▶ **AIM OF THE EXERCISE**:
Reproduce the lines below word for word, leaving out the pictures.

▶ **SUPPLIED DATA**:
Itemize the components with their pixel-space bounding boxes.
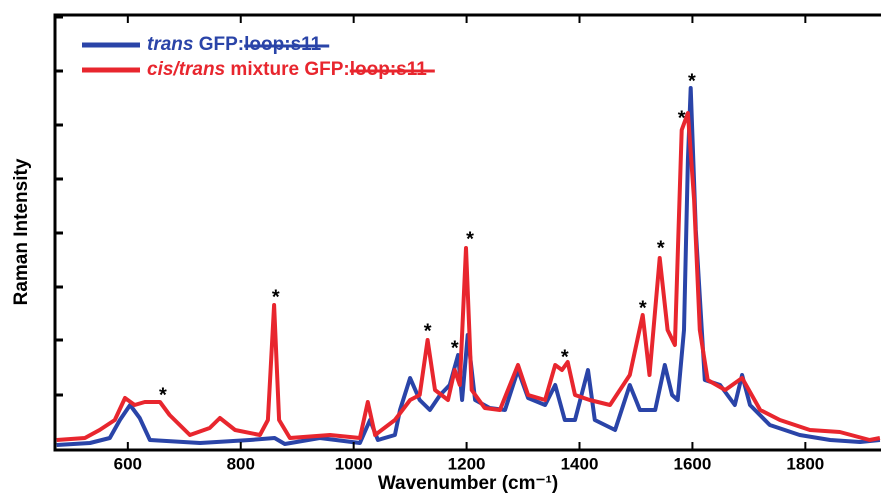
annotation: * (561, 346, 569, 368)
annotation: * (678, 107, 686, 129)
x-tick-label: 800 (227, 454, 255, 473)
annotation: * (688, 70, 696, 92)
annotation: * (272, 286, 280, 308)
x-tick-label: 600 (114, 454, 142, 473)
x-tick-label: 1400 (561, 454, 599, 473)
series-line (56, 111, 881, 442)
x-tick-label: 1000 (335, 454, 373, 473)
annotation: * (159, 384, 167, 406)
y-axis-title: Raman Intensity (11, 158, 32, 305)
x-axis-title: Wavenumber (cm⁻¹) (378, 473, 558, 494)
annotation: * (424, 320, 432, 342)
annotation: * (639, 297, 647, 319)
x-tick-label: 1600 (674, 454, 712, 473)
x-tick-label: 1800 (786, 454, 824, 473)
legend-label: cis/trans mixture GFP:loop:s11 (147, 59, 427, 80)
annotation: * (657, 237, 665, 259)
annotation: * (466, 228, 474, 250)
x-tick-label: 1200 (448, 454, 486, 473)
annotation: * (451, 337, 459, 359)
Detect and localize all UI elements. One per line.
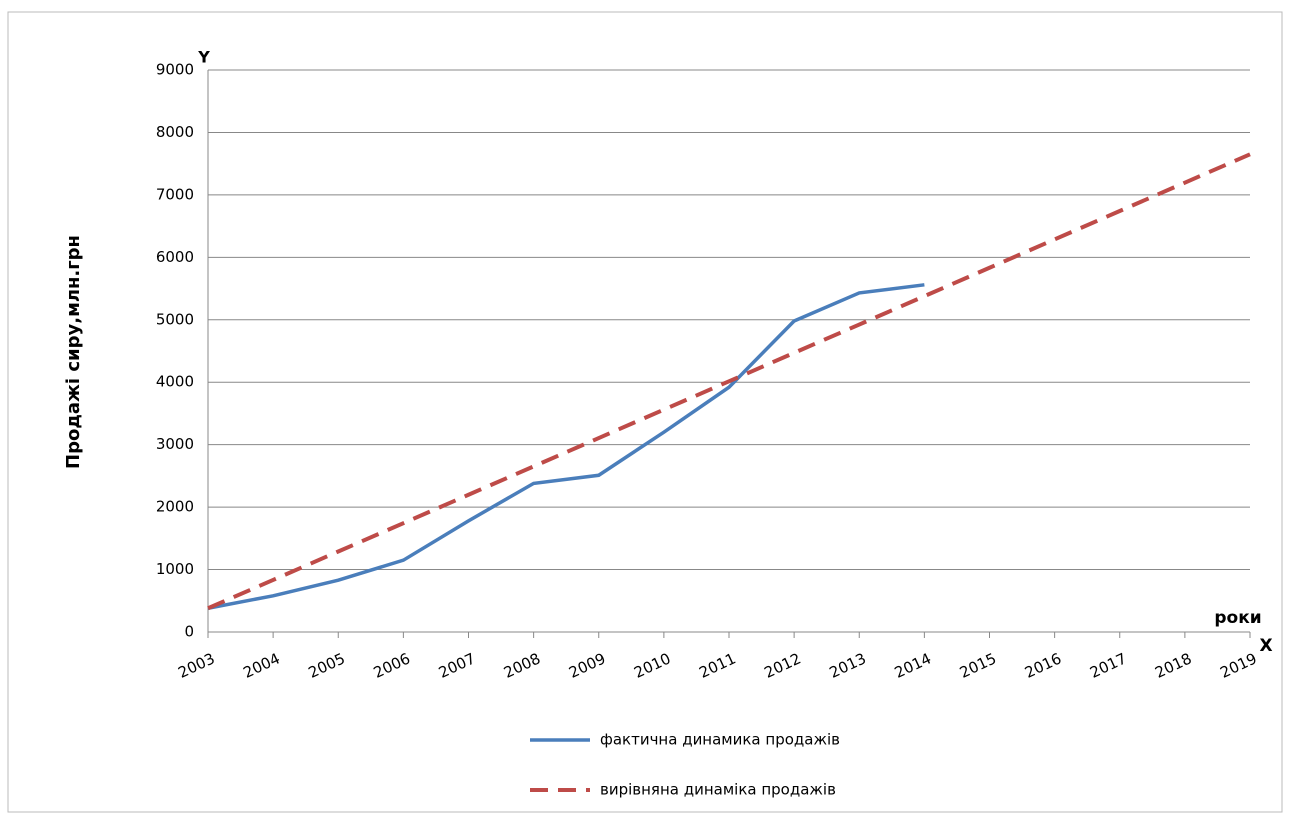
x-tick-label: 2004 — [241, 649, 283, 681]
x-axis-name: X — [1259, 636, 1272, 656]
y-axis-name: Y — [197, 48, 210, 67]
x-tick-label: 2006 — [371, 649, 413, 681]
x-tick-label: 2012 — [762, 649, 804, 681]
x-tick-label: 2008 — [501, 649, 543, 681]
x-tick-label: 2003 — [175, 649, 217, 681]
x-tick-label: 2014 — [892, 649, 934, 681]
x-tick-label: 2013 — [827, 649, 869, 681]
y-tick-label: 3000 — [156, 435, 194, 453]
y-tick-label: 0 — [184, 623, 194, 641]
y-tick-label: 9000 — [156, 61, 194, 79]
y-tick-label: 5000 — [156, 310, 194, 328]
x-tick-label: 2009 — [566, 649, 608, 681]
chart-border — [7, 11, 1283, 813]
x-tick-label: 2007 — [436, 649, 478, 681]
x-tick-label: 2011 — [696, 649, 738, 681]
x-tick-label: 2017 — [1087, 649, 1129, 681]
y-axis-label: Продажі сиру,млн.грн — [63, 235, 84, 469]
y-tick-label: 2000 — [156, 498, 194, 516]
x-tick-label: 2005 — [306, 649, 348, 681]
x-tick-label: 2019 — [1217, 649, 1259, 681]
y-tick-label: 1000 — [156, 560, 194, 578]
series-line — [207, 152, 1251, 611]
legend-label: вирівняна динаміка продажів — [600, 781, 836, 799]
x-tick-label: 2016 — [1022, 649, 1064, 681]
x-axis-label: роки — [1214, 608, 1261, 628]
y-tick-label: 8000 — [156, 123, 194, 141]
x-tick-label: 2010 — [631, 649, 673, 681]
y-tick-label: 6000 — [156, 248, 194, 266]
x-tick-label: 2015 — [957, 649, 999, 681]
y-tick-label: 7000 — [156, 185, 194, 203]
x-tick-label: 2018 — [1152, 649, 1194, 681]
legend-label: фактична динамика продажів — [600, 731, 840, 749]
series-line — [207, 283, 925, 610]
y-tick-label: 4000 — [156, 373, 194, 391]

▶ **FINAL RESULT**:
Itemize the components with their pixel-space bounding boxes.
annotation: * (561, 346, 569, 368)
annotation: * (678, 107, 686, 129)
x-tick-label: 800 (227, 454, 255, 473)
annotation: * (688, 70, 696, 92)
annotation: * (272, 286, 280, 308)
x-tick-label: 600 (114, 454, 142, 473)
x-tick-label: 1400 (561, 454, 599, 473)
series-line (56, 111, 881, 442)
x-tick-label: 1000 (335, 454, 373, 473)
annotation: * (159, 384, 167, 406)
y-axis-title: Raman Intensity (11, 158, 32, 305)
x-axis-title: Wavenumber (cm⁻¹) (378, 473, 558, 494)
annotation: * (424, 320, 432, 342)
annotation: * (639, 297, 647, 319)
x-tick-label: 1600 (674, 454, 712, 473)
x-tick-label: 1800 (786, 454, 824, 473)
legend-label: cis/trans mixture GFP:loop:s11 (147, 59, 427, 80)
annotation: * (657, 237, 665, 259)
annotation: * (466, 228, 474, 250)
x-tick-label: 1200 (448, 454, 486, 473)
annotation: * (451, 337, 459, 359)
Detect and localize all UI elements. One per line.
x-tick-label: 2004 — [241, 649, 283, 681]
x-axis-name: X — [1259, 636, 1272, 656]
y-axis-name: Y — [197, 48, 210, 67]
x-tick-label: 2006 — [371, 649, 413, 681]
x-tick-label: 2012 — [762, 649, 804, 681]
x-tick-label: 2008 — [501, 649, 543, 681]
x-tick-label: 2003 — [175, 649, 217, 681]
x-tick-label: 2014 — [892, 649, 934, 681]
x-tick-label: 2013 — [827, 649, 869, 681]
y-tick-label: 3000 — [156, 435, 194, 453]
y-tick-label: 0 — [184, 623, 194, 641]
y-tick-label: 9000 — [156, 61, 194, 79]
y-tick-label: 5000 — [156, 310, 194, 328]
x-tick-label: 2009 — [566, 649, 608, 681]
chart-border — [7, 11, 1283, 813]
x-tick-label: 2007 — [436, 649, 478, 681]
x-tick-label: 2011 — [696, 649, 738, 681]
x-tick-label: 2017 — [1087, 649, 1129, 681]
y-axis-label: Продажі сиру,млн.грн — [63, 235, 84, 469]
y-tick-label: 2000 — [156, 498, 194, 516]
x-tick-label: 2005 — [306, 649, 348, 681]
x-tick-label: 2019 — [1217, 649, 1259, 681]
y-tick-label: 1000 — [156, 560, 194, 578]
series-line — [207, 152, 1251, 611]
legend-label: вирівняна динаміка продажів — [600, 781, 836, 799]
x-tick-label: 2016 — [1022, 649, 1064, 681]
x-axis-label: роки — [1214, 608, 1261, 628]
y-tick-label: 8000 — [156, 123, 194, 141]
x-tick-label: 2010 — [631, 649, 673, 681]
y-tick-label: 6000 — [156, 248, 194, 266]
x-tick-label: 2015 — [957, 649, 999, 681]
y-tick-label: 7000 — [156, 185, 194, 203]
x-tick-label: 2018 — [1152, 649, 1194, 681]
legend-label: фактична динамика продажів — [600, 731, 840, 749]
series-line — [207, 283, 925, 610]
y-tick-label: 4000 — [156, 373, 194, 391]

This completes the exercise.